▸ Work instructions: Emit a verbatim copy of the lines below from the line with "Convert this screenshot" through the line with "Enumerate this screenshot's", excluding pictures and everything outside that range.

▸ Dataset excerpts:
================================
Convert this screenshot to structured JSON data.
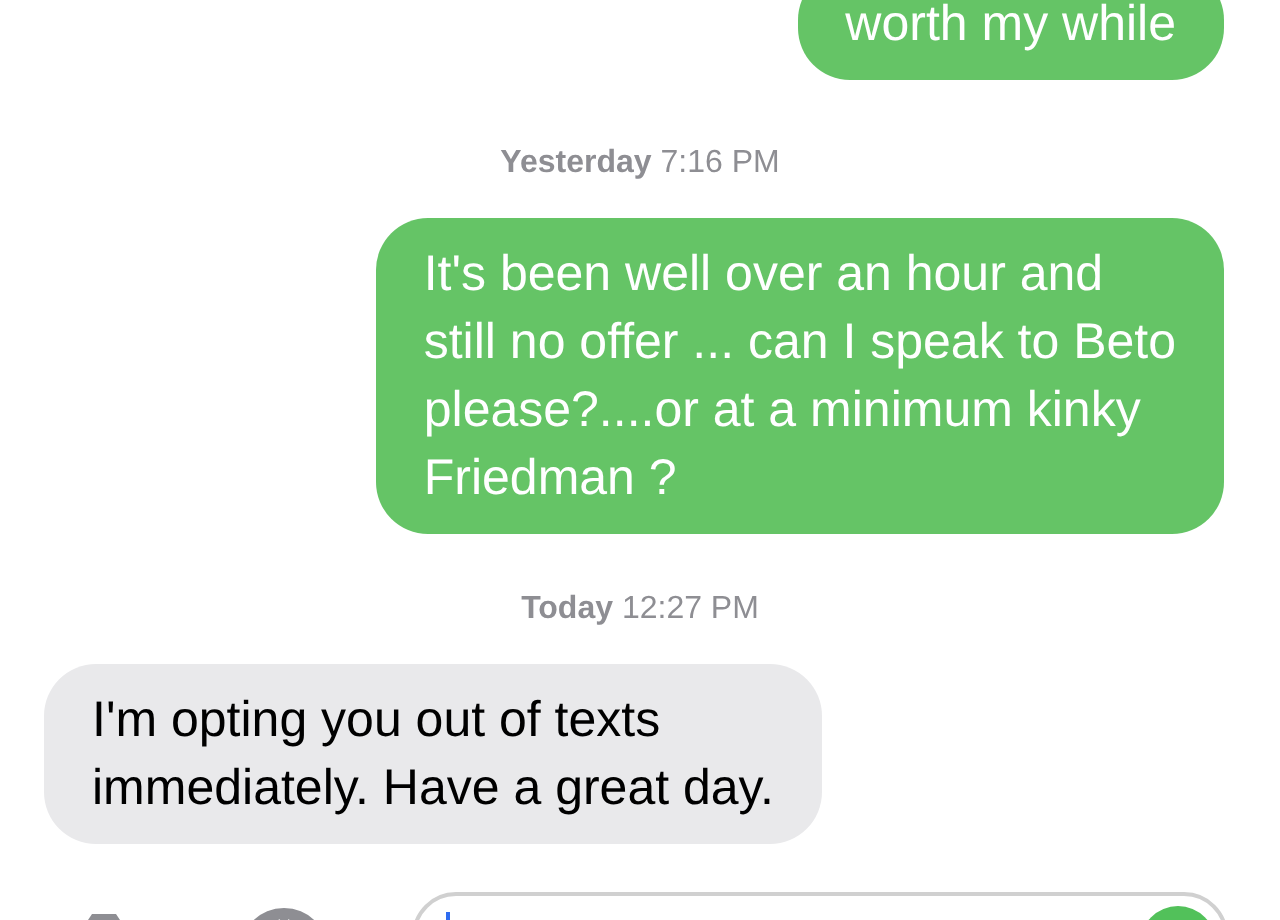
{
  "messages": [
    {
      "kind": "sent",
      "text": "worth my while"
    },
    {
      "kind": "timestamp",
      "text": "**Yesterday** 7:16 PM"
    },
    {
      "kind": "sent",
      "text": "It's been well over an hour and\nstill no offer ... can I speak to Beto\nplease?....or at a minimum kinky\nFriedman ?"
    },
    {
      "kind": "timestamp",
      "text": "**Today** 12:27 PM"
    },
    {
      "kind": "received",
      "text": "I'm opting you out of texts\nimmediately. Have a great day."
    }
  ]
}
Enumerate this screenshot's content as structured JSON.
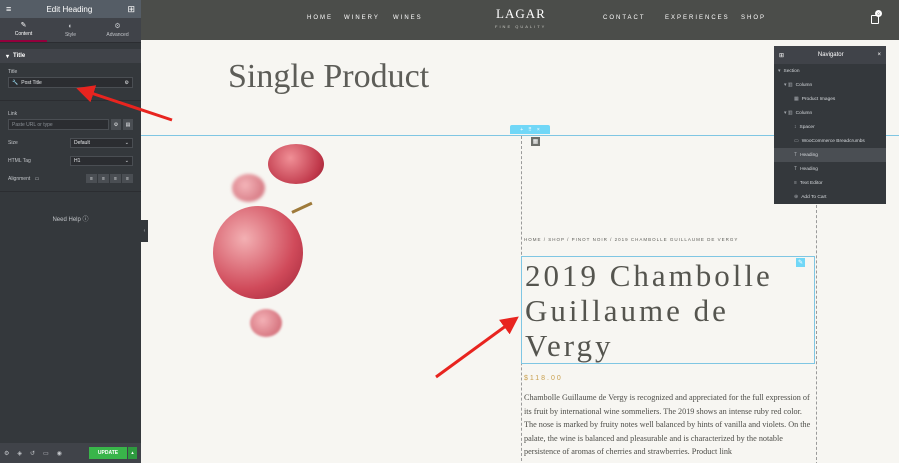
================================
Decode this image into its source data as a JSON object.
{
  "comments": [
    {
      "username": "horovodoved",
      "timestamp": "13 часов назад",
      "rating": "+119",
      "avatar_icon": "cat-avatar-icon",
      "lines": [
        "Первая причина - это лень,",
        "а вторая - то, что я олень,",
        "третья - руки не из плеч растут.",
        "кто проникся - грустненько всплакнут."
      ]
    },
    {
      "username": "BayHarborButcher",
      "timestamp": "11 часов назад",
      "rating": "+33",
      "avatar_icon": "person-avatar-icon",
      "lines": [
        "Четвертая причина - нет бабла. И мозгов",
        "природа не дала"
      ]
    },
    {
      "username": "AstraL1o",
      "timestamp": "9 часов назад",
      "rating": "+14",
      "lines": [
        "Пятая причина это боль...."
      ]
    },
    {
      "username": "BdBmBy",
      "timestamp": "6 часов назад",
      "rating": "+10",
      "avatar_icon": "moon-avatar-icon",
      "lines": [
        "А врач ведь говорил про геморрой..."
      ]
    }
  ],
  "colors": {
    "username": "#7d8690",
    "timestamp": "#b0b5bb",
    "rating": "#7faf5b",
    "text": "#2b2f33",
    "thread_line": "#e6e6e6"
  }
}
================================
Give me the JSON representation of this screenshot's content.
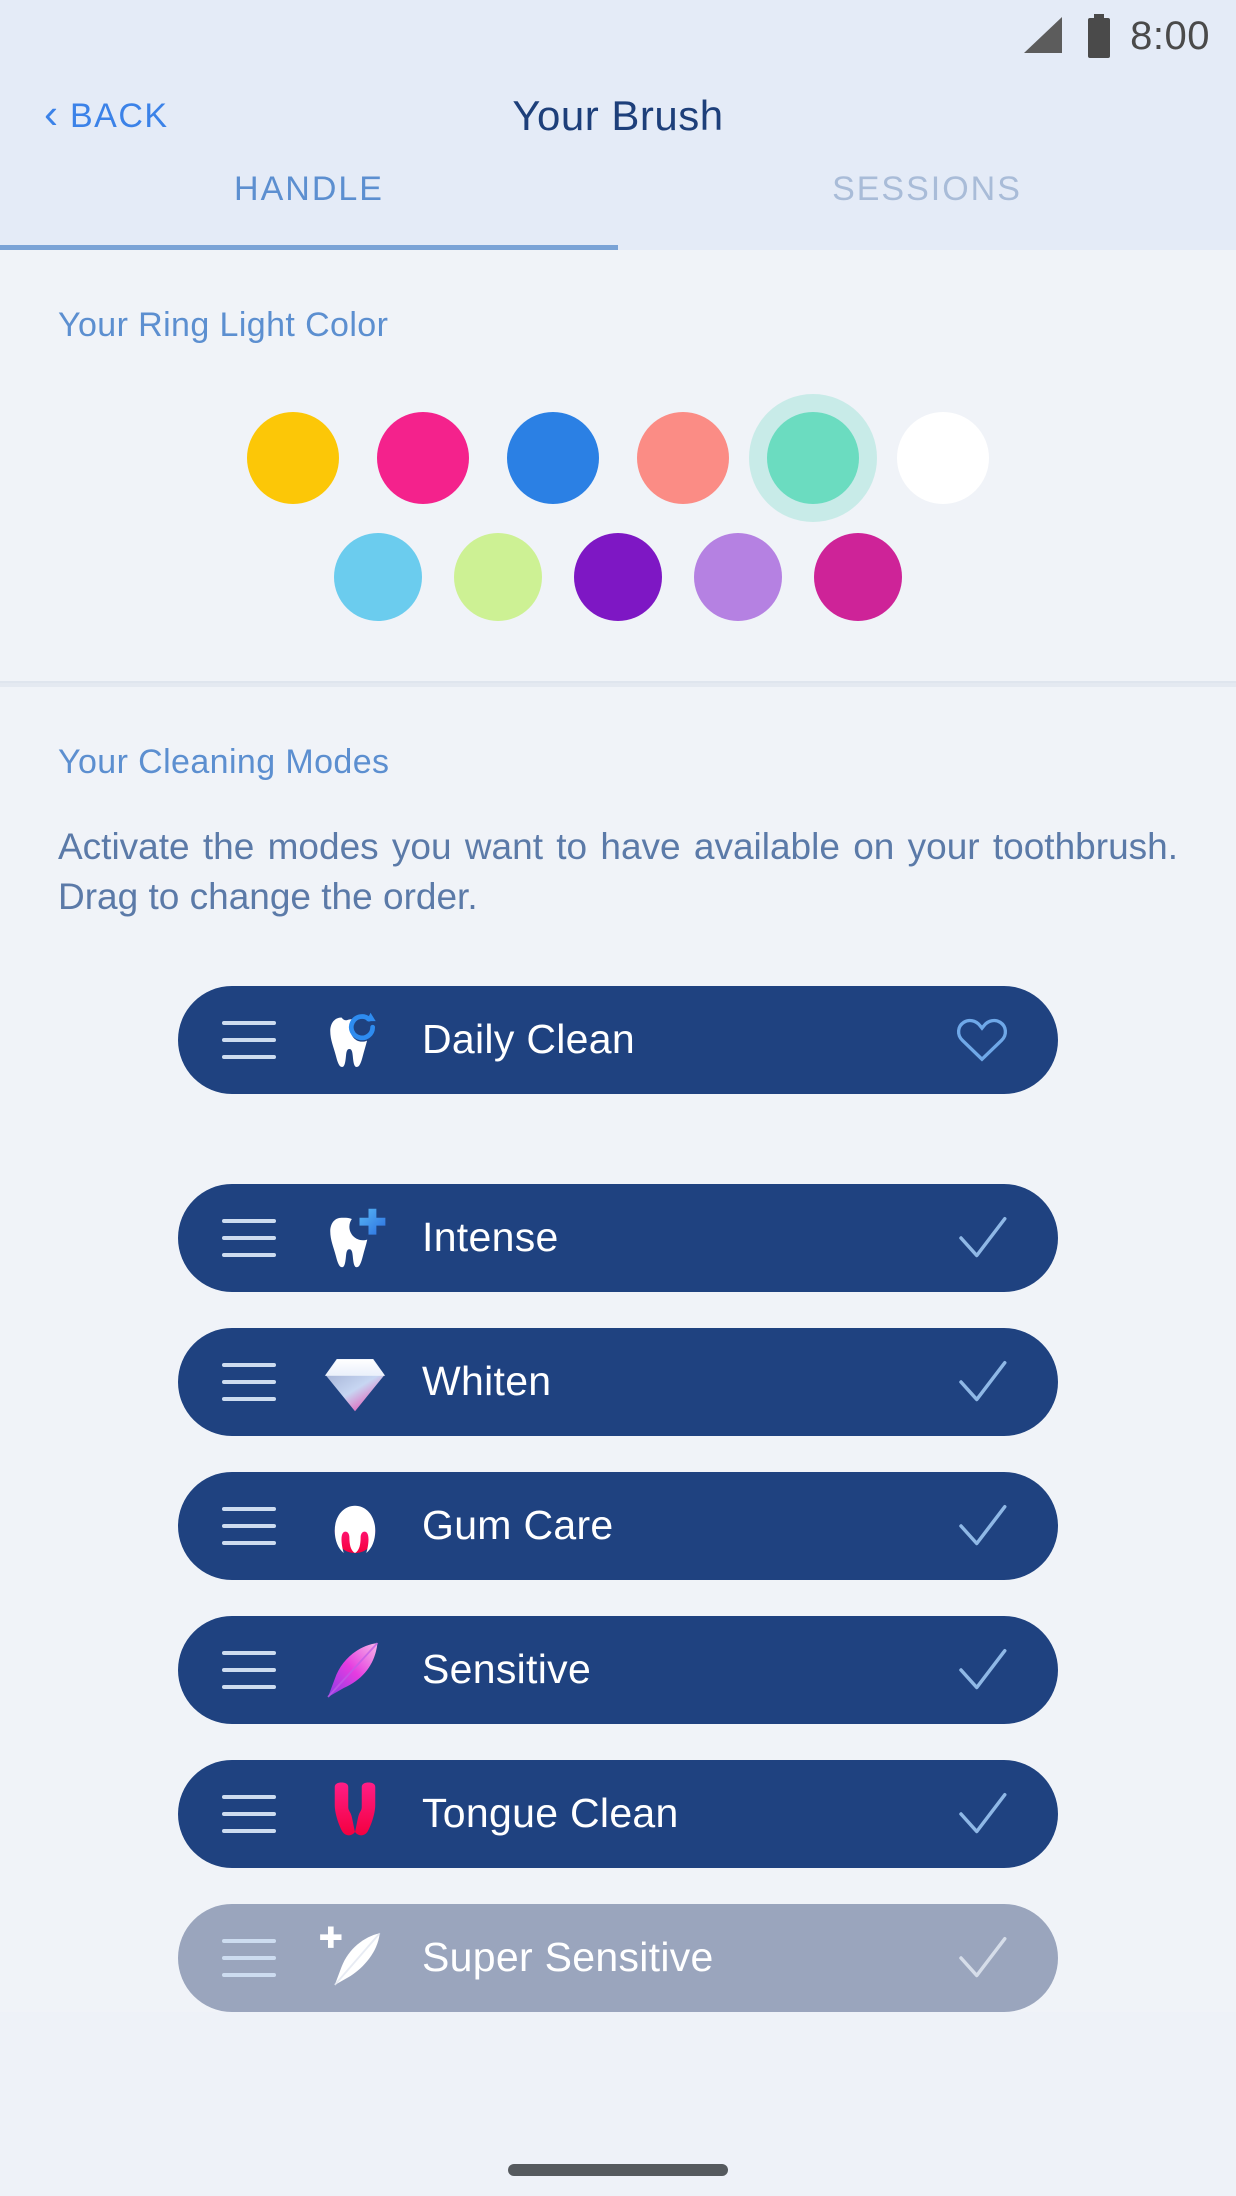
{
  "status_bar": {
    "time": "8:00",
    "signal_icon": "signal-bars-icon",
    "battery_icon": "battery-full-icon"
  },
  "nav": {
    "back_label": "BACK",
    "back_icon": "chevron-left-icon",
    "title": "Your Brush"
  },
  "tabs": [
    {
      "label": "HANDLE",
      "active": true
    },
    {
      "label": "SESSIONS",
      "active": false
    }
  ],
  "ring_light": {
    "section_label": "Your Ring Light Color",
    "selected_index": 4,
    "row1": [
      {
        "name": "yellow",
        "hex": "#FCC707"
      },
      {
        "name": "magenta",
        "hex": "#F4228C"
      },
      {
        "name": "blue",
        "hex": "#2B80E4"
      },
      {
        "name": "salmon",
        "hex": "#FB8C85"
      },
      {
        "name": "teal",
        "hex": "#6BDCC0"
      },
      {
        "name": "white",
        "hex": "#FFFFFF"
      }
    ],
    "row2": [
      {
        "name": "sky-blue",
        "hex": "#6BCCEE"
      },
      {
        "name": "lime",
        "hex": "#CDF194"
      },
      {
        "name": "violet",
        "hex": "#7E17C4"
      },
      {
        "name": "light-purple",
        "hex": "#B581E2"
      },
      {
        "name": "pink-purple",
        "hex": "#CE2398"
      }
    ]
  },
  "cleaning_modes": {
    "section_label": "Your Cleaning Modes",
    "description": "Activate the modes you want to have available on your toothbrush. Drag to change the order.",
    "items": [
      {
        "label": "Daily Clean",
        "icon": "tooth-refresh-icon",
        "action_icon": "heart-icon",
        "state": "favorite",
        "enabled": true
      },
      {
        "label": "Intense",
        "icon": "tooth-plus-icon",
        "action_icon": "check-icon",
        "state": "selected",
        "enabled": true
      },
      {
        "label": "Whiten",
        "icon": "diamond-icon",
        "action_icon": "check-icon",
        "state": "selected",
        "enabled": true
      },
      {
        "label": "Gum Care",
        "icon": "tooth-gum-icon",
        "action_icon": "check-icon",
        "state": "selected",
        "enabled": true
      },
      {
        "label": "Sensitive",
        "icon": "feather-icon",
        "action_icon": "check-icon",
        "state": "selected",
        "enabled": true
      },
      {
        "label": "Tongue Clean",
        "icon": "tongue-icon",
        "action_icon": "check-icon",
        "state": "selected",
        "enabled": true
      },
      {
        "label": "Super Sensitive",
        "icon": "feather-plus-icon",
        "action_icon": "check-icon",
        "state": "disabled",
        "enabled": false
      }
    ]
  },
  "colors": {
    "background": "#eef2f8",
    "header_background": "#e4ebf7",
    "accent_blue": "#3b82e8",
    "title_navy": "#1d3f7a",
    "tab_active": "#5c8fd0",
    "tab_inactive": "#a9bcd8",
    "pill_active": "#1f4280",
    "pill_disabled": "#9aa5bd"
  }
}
================================
▸ Correct result:
Convert this screenshot to structured JSON data.
{
  "messages": [
    {
      "kind": "sent",
      "text": "worth my while"
    },
    {
      "kind": "timestamp",
      "text": "**Yesterday** 7:16 PM"
    },
    {
      "kind": "sent",
      "text": "It's been well over an hour and\nstill no offer ... can I speak to Beto\nplease?....or at a minimum kinky\nFriedman ?"
    },
    {
      "kind": "timestamp",
      "text": "**Today** 12:27 PM"
    },
    {
      "kind": "received",
      "text": "I'm opting you out of texts\nimmediately. Have a great day."
    }
  ]
}
Enumerate this screenshot's content as structured JSON.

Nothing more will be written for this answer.